**Your instructions:**
Identify each line holding the string "Calumet" and copy it.

**Data section:**
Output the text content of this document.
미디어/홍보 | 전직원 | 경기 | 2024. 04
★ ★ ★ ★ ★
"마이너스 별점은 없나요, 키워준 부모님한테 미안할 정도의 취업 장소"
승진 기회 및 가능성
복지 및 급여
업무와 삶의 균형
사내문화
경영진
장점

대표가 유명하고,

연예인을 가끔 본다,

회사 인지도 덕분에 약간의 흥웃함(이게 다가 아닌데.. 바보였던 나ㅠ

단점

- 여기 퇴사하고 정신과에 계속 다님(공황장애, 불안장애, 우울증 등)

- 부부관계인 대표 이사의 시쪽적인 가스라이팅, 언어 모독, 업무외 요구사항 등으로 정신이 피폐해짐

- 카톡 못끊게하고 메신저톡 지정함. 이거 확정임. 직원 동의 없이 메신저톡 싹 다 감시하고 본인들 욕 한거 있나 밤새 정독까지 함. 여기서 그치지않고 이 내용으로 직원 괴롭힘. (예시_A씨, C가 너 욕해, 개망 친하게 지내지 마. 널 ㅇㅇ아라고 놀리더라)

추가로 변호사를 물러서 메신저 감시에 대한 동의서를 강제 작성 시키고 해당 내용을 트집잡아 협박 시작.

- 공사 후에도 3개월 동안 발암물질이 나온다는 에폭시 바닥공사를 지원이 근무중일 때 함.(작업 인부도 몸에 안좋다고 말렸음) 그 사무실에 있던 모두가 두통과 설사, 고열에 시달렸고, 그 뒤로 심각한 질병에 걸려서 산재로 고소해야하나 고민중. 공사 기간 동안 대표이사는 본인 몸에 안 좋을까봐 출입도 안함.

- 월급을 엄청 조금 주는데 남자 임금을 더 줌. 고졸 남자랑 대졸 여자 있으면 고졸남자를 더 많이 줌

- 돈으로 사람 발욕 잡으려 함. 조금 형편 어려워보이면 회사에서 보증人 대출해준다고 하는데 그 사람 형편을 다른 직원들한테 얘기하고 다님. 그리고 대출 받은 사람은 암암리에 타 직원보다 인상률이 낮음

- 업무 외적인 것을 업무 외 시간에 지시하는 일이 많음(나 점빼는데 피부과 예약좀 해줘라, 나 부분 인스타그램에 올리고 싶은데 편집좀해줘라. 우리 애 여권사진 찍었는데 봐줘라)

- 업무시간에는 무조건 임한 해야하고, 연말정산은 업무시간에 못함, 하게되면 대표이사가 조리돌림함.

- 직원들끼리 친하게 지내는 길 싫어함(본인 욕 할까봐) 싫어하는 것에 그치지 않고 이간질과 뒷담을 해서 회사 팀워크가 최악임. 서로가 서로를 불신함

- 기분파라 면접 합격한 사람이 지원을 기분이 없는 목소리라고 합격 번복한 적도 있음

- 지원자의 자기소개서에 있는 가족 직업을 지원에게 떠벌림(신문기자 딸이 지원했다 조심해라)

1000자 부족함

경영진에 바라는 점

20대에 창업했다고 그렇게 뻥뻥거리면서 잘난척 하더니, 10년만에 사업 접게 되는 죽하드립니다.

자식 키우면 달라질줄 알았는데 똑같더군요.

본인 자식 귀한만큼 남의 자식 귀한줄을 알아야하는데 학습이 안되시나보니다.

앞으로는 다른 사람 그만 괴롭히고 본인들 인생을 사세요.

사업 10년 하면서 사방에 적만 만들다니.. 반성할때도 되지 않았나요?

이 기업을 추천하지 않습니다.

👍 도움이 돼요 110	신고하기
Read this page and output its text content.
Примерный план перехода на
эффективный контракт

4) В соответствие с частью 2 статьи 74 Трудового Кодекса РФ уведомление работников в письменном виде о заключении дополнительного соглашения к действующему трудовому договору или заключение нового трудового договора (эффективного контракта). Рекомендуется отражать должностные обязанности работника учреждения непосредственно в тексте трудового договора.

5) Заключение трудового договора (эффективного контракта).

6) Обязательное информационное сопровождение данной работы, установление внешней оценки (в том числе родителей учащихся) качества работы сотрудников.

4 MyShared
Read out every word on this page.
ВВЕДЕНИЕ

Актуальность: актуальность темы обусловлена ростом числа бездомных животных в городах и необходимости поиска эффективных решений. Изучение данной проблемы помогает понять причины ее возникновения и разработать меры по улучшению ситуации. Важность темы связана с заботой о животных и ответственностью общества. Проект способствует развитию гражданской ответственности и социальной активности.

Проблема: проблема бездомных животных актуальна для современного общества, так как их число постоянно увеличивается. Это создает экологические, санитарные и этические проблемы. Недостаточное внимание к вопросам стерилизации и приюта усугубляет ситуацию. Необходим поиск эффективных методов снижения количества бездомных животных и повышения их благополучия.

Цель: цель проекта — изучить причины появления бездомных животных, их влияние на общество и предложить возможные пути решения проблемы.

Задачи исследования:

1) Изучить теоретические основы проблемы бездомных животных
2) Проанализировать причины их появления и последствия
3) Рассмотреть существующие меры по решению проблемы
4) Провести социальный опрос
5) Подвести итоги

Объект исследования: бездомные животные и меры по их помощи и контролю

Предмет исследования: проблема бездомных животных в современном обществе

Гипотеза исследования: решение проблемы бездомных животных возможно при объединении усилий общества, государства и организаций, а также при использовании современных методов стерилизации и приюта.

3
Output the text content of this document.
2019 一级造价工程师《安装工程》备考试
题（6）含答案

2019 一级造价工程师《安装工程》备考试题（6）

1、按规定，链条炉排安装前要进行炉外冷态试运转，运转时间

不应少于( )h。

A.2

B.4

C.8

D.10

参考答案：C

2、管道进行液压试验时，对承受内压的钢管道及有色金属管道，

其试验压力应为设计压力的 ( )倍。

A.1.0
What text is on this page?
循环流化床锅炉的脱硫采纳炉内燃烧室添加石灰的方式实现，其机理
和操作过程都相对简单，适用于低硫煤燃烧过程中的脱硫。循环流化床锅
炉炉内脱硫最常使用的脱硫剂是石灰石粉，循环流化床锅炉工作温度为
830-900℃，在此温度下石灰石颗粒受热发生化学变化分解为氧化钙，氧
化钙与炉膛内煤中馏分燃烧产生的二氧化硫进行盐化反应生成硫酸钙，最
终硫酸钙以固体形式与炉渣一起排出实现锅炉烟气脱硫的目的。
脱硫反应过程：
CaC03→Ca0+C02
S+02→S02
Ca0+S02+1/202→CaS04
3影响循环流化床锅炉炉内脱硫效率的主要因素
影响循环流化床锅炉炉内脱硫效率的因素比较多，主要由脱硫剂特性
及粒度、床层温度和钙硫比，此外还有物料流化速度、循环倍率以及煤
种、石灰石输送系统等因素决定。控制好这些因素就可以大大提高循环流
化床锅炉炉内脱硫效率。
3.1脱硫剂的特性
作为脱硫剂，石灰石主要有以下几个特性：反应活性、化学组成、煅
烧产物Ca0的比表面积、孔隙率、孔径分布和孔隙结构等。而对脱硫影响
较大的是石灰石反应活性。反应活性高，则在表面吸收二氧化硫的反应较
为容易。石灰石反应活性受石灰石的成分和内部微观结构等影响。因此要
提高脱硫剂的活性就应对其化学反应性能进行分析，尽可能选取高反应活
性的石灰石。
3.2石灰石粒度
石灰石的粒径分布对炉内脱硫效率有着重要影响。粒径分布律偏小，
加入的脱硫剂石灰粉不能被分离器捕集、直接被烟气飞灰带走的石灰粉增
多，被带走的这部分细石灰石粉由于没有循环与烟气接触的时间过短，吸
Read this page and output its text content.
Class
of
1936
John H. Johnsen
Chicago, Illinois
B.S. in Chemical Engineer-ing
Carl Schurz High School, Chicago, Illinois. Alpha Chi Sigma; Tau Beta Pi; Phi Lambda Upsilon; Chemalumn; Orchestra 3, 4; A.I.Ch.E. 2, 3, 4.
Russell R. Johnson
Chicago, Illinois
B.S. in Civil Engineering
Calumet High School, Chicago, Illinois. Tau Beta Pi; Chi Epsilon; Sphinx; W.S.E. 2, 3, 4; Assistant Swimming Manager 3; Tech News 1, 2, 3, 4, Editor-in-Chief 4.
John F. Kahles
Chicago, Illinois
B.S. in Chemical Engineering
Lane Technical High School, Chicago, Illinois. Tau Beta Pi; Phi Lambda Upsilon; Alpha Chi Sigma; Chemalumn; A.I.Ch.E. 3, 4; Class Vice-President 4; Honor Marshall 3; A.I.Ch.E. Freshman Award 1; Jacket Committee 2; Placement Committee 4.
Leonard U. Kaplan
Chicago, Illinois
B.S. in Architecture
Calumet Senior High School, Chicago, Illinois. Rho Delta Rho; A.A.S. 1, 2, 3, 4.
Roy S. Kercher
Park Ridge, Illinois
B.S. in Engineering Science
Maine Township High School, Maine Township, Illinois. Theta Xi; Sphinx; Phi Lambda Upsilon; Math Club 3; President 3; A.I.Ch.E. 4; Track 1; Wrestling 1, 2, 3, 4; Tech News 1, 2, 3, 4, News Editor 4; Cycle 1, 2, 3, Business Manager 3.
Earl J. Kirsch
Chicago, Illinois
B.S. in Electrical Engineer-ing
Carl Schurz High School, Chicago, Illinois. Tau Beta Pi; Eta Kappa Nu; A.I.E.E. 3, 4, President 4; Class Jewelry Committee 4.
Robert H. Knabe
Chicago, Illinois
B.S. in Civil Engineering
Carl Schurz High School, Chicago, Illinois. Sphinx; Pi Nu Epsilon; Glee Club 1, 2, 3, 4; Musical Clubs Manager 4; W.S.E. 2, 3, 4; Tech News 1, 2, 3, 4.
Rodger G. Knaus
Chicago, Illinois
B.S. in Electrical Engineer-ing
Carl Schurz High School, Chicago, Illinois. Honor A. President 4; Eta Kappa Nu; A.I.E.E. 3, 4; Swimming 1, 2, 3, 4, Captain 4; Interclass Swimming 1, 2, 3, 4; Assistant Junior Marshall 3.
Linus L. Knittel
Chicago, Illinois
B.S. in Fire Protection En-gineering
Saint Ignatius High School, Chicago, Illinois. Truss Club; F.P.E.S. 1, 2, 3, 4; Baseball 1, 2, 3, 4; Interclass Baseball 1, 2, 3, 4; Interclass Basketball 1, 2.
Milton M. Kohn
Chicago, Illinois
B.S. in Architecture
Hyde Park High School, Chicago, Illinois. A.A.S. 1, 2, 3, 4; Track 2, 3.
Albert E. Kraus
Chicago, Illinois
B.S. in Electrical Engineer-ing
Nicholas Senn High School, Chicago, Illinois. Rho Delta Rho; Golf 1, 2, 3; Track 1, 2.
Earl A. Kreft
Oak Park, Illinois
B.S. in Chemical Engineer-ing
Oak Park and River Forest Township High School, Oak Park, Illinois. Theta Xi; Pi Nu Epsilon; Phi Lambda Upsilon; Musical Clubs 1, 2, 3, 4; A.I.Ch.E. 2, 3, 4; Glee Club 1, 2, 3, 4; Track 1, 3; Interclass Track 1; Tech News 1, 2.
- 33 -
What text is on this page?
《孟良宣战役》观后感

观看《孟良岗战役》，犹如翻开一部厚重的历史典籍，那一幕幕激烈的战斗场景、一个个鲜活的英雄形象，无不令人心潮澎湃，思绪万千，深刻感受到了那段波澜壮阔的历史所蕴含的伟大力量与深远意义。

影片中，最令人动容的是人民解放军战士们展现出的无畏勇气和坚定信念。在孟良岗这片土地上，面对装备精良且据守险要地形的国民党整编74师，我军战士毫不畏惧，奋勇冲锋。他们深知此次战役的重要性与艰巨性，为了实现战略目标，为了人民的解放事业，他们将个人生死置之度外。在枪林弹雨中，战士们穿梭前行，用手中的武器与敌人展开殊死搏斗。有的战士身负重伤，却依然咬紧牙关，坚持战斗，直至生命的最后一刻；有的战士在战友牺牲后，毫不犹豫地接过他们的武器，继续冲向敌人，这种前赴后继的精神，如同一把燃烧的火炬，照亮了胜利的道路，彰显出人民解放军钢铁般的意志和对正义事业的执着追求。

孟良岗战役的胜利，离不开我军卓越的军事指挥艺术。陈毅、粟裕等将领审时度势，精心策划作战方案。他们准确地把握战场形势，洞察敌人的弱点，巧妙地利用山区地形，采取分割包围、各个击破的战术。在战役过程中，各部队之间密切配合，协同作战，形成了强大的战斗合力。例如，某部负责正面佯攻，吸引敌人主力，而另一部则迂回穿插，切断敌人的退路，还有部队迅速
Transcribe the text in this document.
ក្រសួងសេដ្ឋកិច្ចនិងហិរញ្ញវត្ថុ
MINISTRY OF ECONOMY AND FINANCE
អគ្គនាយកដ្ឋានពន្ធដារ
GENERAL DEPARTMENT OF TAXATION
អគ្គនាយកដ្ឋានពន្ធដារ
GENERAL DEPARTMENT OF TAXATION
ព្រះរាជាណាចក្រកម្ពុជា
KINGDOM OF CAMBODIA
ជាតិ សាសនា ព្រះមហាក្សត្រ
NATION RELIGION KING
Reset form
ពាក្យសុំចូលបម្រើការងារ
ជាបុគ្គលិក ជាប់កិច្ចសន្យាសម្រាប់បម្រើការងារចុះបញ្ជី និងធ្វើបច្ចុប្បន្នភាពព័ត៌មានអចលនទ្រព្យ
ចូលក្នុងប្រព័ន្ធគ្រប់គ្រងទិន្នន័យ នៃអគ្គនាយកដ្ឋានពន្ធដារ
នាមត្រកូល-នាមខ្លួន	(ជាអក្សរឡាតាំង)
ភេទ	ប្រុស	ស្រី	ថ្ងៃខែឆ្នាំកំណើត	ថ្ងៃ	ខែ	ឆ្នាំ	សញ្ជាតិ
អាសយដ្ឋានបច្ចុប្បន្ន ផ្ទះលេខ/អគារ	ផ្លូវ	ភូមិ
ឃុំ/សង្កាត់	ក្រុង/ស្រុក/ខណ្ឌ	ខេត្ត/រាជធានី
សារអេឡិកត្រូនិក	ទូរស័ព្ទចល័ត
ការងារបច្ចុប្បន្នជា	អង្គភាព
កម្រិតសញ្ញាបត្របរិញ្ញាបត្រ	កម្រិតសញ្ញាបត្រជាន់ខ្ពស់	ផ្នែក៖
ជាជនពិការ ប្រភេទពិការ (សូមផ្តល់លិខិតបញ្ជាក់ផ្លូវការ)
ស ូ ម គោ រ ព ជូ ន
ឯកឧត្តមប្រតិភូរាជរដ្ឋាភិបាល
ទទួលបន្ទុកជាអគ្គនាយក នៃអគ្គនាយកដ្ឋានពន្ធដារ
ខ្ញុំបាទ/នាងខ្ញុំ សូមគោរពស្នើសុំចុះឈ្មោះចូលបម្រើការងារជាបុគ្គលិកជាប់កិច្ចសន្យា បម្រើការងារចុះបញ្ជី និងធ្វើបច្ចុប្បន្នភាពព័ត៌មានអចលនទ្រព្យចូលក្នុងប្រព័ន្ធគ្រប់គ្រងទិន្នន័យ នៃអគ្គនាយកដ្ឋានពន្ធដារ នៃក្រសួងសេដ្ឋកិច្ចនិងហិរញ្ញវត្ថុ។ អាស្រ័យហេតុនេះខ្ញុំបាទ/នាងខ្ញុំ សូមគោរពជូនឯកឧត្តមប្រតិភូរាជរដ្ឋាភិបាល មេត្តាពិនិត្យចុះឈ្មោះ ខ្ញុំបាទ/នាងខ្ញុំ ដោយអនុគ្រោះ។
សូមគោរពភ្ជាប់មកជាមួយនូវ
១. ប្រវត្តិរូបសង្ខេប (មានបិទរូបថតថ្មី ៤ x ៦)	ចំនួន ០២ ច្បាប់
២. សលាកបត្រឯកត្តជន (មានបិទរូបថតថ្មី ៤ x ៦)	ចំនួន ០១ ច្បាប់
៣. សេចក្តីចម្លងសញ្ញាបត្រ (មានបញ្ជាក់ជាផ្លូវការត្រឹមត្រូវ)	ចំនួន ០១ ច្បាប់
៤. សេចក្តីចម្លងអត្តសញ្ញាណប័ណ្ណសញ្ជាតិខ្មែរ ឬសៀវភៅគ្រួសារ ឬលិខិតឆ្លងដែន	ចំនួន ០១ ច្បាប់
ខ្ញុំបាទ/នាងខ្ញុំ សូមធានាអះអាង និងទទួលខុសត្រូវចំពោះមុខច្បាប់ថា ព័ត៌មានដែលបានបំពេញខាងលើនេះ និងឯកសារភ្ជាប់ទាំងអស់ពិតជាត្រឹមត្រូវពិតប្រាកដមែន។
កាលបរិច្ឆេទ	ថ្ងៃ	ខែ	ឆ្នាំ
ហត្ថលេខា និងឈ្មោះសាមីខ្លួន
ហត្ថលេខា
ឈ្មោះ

**Result for this task:**
Calumet High School, Chicago, Illinois. Tau Beta Pi; Chi Epsilon; Sphinx; W.S.E. 2, 3, 4; Assistant Swimming Manager 3; Tech News 1, 2, 3, 4, Editor-in-Chief 4.
Calumet Senior High School, Chicago, Illinois. Rho Delta Rho; A.A.S. 1, 2, 3, 4.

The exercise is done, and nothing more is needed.